#### [CHALLENGE]
Print the entries verbatim, leaving out the images they contain.

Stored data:

--- start ---

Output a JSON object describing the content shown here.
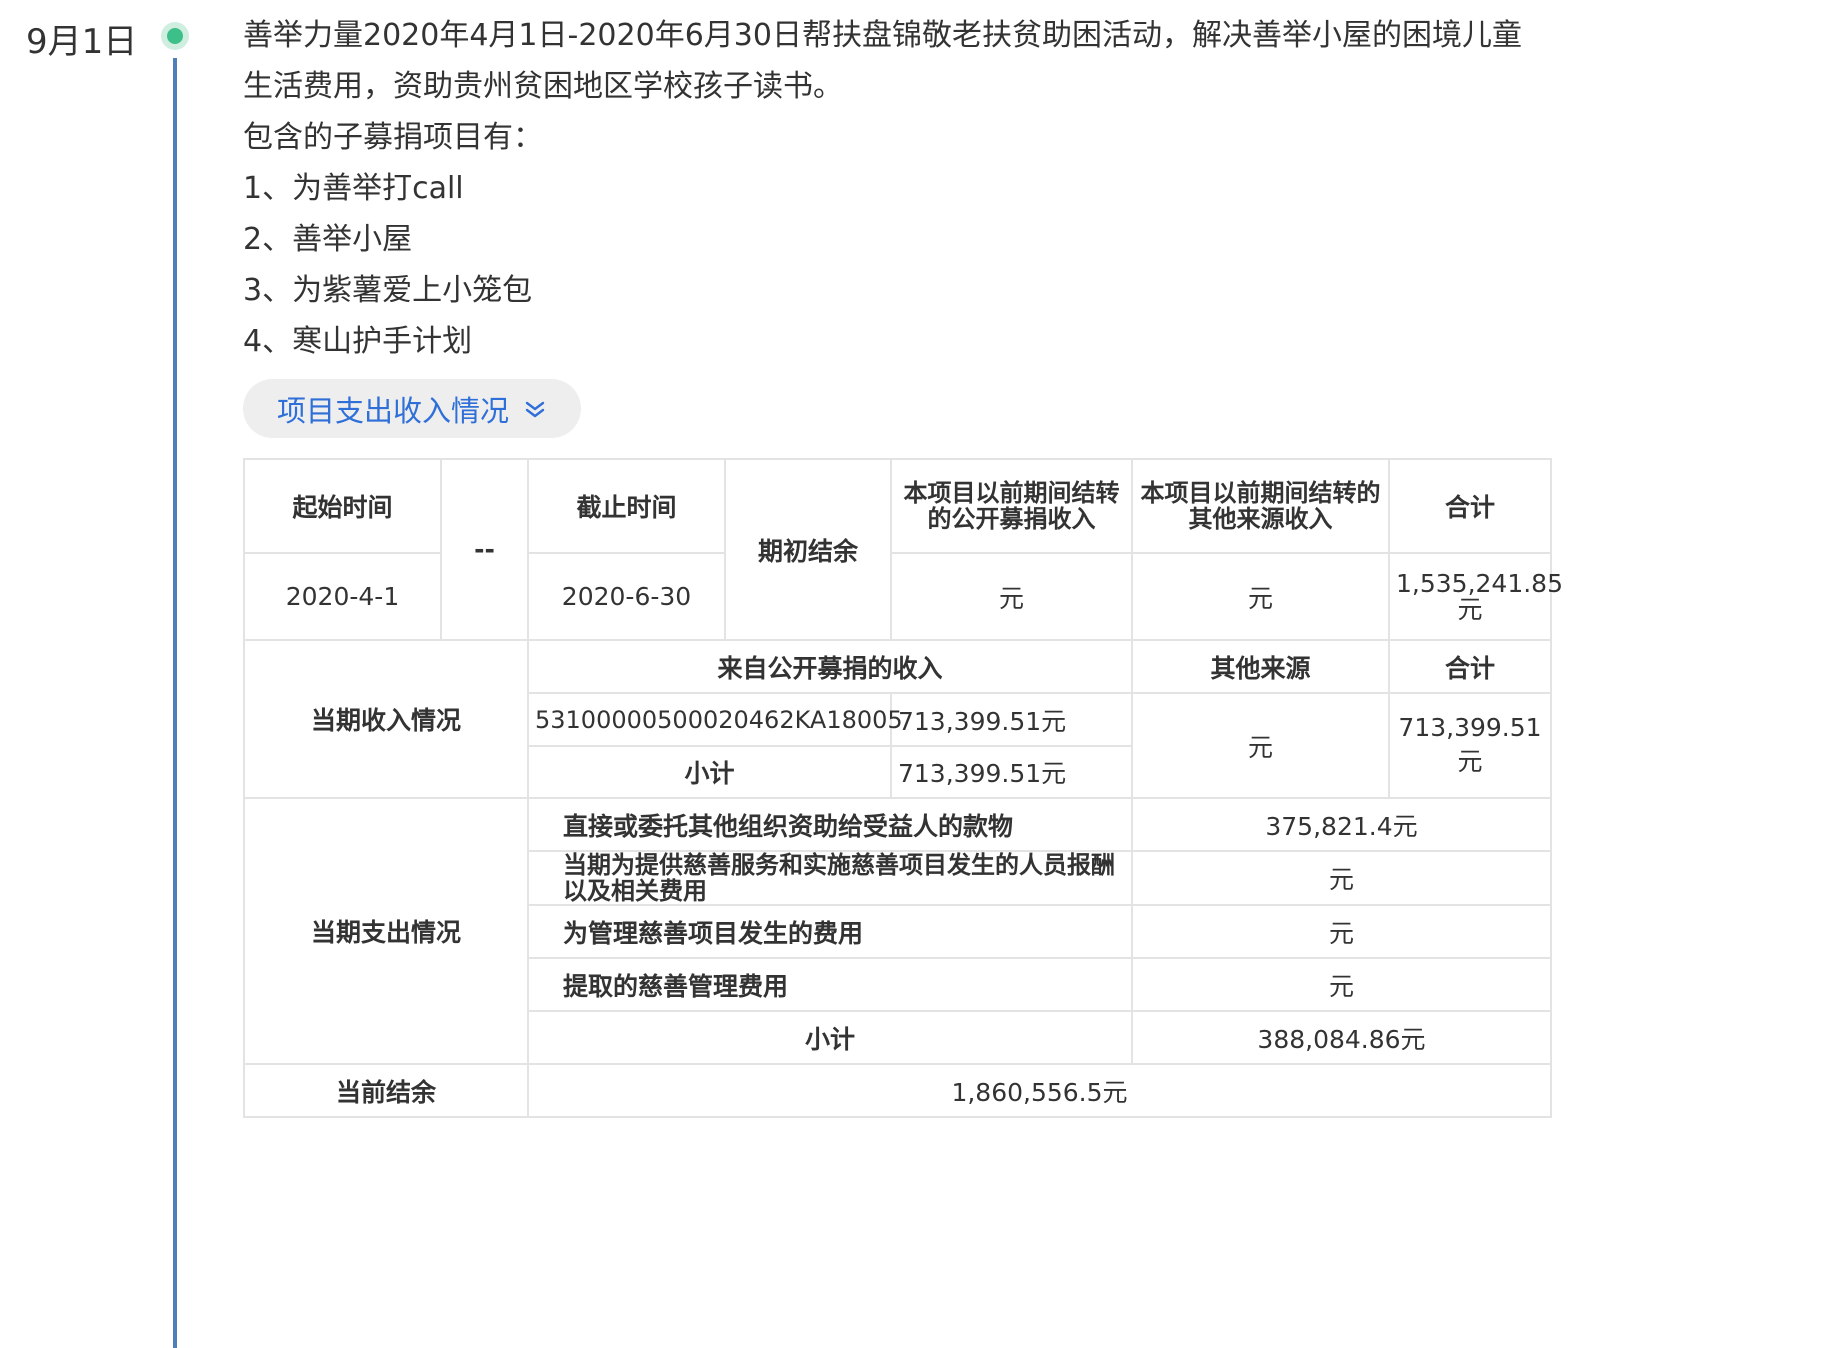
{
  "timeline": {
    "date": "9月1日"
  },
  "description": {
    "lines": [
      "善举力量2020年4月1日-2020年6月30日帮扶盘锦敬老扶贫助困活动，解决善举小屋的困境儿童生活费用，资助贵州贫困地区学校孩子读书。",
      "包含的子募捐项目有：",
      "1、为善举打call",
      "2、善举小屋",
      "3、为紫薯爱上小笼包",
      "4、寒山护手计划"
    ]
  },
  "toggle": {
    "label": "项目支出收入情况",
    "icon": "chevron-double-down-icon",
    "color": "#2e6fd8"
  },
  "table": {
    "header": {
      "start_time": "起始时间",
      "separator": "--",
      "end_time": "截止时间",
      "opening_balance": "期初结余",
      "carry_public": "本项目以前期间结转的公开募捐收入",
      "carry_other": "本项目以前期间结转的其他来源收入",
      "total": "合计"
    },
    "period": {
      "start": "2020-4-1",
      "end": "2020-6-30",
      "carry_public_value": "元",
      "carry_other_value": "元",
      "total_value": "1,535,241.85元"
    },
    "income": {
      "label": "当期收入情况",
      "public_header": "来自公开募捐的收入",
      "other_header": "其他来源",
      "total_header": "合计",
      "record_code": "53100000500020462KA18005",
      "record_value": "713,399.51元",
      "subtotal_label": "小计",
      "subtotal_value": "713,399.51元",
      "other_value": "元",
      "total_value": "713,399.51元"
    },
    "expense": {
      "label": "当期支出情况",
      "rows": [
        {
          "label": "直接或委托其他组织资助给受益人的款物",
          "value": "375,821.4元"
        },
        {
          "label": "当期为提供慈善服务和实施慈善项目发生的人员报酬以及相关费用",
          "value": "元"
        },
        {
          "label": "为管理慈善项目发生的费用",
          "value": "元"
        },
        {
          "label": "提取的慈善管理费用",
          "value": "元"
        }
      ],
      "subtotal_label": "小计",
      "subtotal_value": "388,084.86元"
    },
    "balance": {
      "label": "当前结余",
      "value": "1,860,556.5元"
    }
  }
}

--- end ---

#### [SOLUTION]
Output a JSON object describing the content shown here.
{
  "timeline": {
    "date": "9月1日"
  },
  "description": {
    "lines": [
      "善举力量2020年4月1日-2020年6月30日帮扶盘锦敬老扶贫助困活动，解决善举小屋的困境儿童生活费用，资助贵州贫困地区学校孩子读书。",
      "包含的子募捐项目有：",
      "1、为善举打call",
      "2、善举小屋",
      "3、为紫薯爱上小笼包",
      "4、寒山护手计划"
    ]
  },
  "toggle": {
    "label": "项目支出收入情况",
    "icon": "chevron-double-down-icon",
    "color": "#2e6fd8"
  },
  "table": {
    "header": {
      "start_time": "起始时间",
      "separator": "--",
      "end_time": "截止时间",
      "opening_balance": "期初结余",
      "carry_public": "本项目以前期间结转的公开募捐收入",
      "carry_other": "本项目以前期间结转的其他来源收入",
      "total": "合计"
    },
    "period": {
      "start": "2020-4-1",
      "end": "2020-6-30",
      "carry_public_value": "元",
      "carry_other_value": "元",
      "total_value": "1,535,241.85元"
    },
    "income": {
      "label": "当期收入情况",
      "public_header": "来自公开募捐的收入",
      "other_header": "其他来源",
      "total_header": "合计",
      "record_code": "53100000500020462KA18005",
      "record_value": "713,399.51元",
      "subtotal_label": "小计",
      "subtotal_value": "713,399.51元",
      "other_value": "元",
      "total_value": "713,399.51元"
    },
    "expense": {
      "label": "当期支出情况",
      "rows": [
        {
          "label": "直接或委托其他组织资助给受益人的款物",
          "value": "375,821.4元"
        },
        {
          "label": "当期为提供慈善服务和实施慈善项目发生的人员报酬以及相关费用",
          "value": "元"
        },
        {
          "label": "为管理慈善项目发生的费用",
          "value": "元"
        },
        {
          "label": "提取的慈善管理费用",
          "value": "元"
        }
      ],
      "subtotal_label": "小计",
      "subtotal_value": "388,084.86元"
    },
    "balance": {
      "label": "当前结余",
      "value": "1,860,556.5元"
    }
  }
}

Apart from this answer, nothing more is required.